Data supplied
====
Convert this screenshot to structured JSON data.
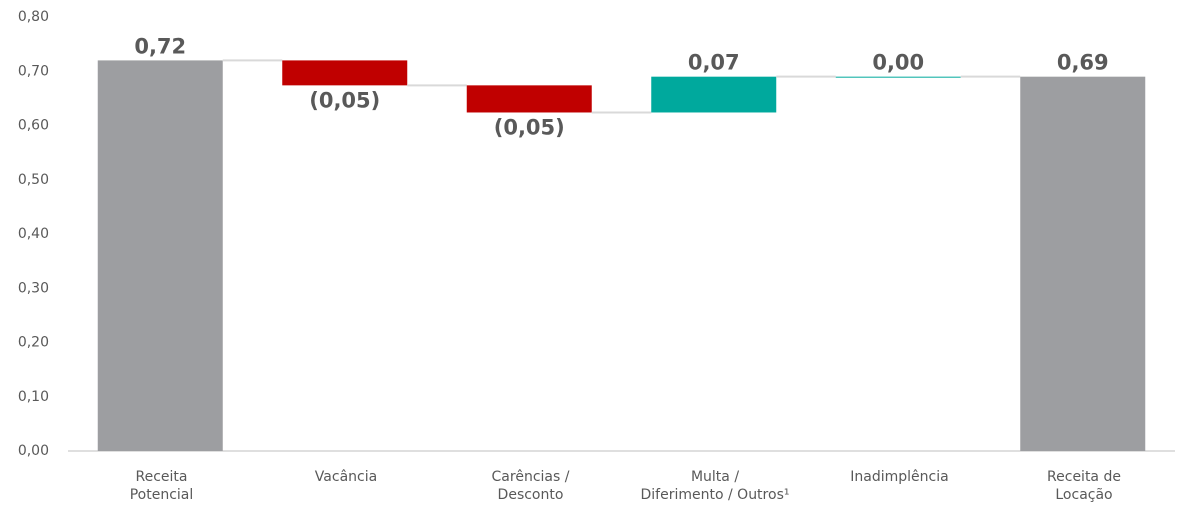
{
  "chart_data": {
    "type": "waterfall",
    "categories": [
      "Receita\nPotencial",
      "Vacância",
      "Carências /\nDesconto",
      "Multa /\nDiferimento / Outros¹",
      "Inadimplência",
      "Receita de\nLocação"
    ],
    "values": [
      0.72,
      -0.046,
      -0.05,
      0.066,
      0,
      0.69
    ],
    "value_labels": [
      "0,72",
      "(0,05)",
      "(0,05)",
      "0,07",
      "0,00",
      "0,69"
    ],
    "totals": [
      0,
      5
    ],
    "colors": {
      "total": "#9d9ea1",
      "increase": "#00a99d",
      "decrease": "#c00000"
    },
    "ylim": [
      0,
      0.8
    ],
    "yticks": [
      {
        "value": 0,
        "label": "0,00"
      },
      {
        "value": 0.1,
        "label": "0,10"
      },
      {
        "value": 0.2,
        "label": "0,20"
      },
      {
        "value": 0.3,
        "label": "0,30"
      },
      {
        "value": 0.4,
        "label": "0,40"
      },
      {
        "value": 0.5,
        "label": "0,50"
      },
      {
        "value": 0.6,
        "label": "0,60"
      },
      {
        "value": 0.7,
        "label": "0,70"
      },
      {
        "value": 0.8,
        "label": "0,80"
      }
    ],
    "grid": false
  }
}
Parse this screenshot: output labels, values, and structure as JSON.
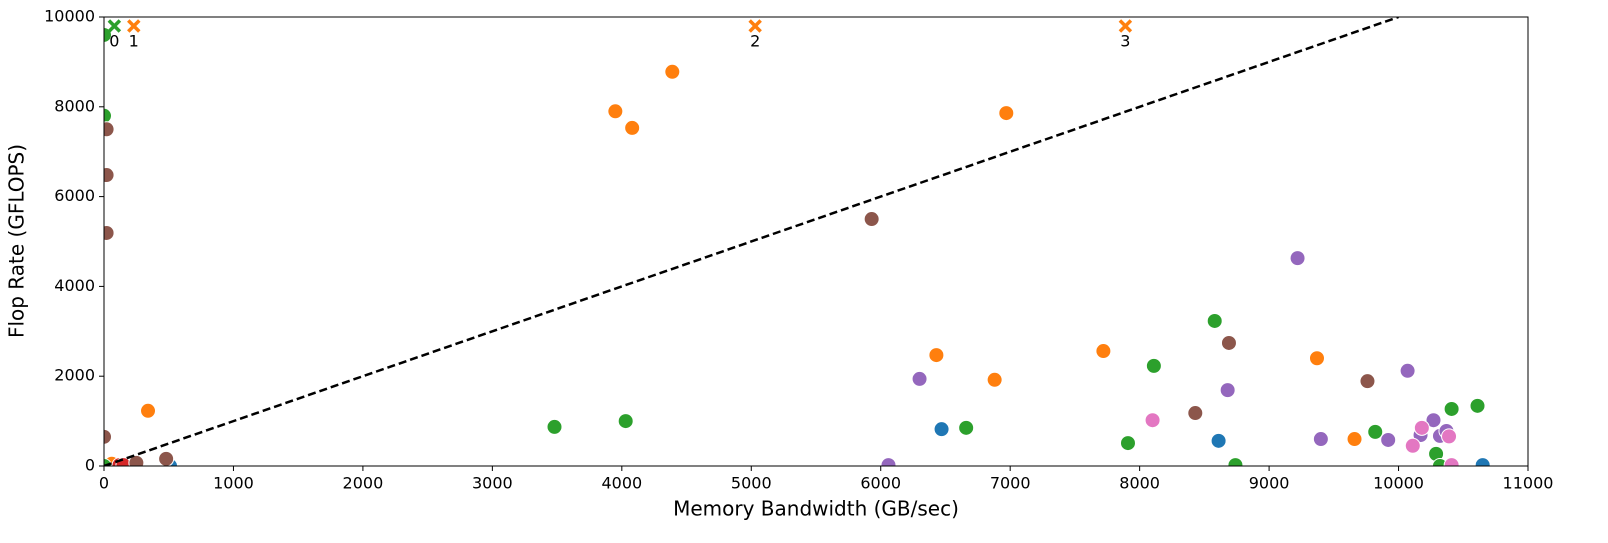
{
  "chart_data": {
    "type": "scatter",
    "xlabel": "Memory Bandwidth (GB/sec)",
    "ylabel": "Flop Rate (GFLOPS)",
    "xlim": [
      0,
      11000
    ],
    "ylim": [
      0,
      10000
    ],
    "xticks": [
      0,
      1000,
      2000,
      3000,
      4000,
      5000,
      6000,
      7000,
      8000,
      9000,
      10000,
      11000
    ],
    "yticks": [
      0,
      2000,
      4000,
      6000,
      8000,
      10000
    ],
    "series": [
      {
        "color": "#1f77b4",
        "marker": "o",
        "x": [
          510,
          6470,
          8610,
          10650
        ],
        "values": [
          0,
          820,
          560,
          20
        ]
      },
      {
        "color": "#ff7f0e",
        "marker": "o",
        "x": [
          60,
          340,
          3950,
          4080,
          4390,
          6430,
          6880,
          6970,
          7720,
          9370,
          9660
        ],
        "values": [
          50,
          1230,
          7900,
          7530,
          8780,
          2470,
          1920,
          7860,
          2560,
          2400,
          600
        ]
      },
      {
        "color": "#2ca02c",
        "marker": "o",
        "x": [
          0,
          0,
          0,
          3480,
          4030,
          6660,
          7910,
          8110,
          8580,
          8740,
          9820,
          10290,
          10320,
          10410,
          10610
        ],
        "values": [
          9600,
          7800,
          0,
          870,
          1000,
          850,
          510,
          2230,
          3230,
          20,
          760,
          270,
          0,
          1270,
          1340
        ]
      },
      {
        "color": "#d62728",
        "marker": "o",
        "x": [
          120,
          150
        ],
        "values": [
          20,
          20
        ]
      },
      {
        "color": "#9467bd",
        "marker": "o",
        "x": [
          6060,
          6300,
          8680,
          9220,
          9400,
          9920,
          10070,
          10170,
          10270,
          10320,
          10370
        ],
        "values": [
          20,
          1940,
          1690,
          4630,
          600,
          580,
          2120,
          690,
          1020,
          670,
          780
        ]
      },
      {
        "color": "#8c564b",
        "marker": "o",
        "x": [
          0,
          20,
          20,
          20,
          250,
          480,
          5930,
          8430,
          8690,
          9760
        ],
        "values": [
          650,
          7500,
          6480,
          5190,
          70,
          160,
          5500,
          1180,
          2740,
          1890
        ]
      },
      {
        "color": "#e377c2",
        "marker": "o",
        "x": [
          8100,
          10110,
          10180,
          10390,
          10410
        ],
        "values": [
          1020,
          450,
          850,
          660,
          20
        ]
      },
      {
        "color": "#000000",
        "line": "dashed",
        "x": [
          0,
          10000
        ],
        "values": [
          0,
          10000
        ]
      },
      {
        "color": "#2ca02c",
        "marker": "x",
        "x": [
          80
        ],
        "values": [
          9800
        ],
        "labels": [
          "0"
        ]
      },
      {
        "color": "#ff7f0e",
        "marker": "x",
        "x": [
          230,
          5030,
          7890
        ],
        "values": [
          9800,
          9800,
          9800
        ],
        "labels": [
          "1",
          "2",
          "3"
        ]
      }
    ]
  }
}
====
Description of the task
Extract all lines from the data in which "Receita" is found.

Completed exercise
      "Receita\nPotencial",
      "Receita de\nLocação"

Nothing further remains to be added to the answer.